• REQUIREMENTS: Determine how many lines include the string "不义而富且贵". Output that number only.

• RECORDS FOR THIS TASK:
********************

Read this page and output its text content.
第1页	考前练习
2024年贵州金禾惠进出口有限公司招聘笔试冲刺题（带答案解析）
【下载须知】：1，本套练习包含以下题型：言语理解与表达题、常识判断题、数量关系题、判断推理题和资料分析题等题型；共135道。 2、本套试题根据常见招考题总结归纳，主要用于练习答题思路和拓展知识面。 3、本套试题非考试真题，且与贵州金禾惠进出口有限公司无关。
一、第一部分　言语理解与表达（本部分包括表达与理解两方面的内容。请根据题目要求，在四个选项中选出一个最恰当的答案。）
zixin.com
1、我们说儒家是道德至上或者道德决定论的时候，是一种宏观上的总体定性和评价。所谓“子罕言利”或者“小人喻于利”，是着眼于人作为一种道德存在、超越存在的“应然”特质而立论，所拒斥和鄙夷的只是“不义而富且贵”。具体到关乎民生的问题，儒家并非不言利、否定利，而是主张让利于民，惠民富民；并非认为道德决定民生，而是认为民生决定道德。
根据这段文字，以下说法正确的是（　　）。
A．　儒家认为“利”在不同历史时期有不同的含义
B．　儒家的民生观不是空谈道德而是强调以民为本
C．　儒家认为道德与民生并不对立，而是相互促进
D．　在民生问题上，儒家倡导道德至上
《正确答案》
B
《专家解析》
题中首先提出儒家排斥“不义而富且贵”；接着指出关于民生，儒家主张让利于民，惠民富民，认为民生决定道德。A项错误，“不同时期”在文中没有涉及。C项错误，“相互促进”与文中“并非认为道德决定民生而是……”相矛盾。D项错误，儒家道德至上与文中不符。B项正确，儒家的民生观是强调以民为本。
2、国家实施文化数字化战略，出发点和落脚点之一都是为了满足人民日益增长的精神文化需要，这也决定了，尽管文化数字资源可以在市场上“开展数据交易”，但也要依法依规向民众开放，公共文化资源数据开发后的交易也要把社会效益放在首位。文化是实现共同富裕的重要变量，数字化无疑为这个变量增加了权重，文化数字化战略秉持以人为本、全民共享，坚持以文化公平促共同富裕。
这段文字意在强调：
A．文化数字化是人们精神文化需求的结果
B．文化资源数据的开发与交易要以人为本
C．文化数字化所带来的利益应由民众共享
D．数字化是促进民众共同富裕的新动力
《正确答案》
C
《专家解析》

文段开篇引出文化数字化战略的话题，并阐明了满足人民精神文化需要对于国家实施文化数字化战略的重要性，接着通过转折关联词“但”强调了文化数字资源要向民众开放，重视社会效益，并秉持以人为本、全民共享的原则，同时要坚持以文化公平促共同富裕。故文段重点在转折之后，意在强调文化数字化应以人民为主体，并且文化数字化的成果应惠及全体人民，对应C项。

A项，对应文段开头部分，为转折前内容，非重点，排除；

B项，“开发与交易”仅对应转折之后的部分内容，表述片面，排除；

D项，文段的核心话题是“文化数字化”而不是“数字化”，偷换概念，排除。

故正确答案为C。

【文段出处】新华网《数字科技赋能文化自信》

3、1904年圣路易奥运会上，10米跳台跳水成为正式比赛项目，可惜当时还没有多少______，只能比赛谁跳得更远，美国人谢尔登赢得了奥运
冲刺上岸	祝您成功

********************

• COMPLETE RESPONSE: 2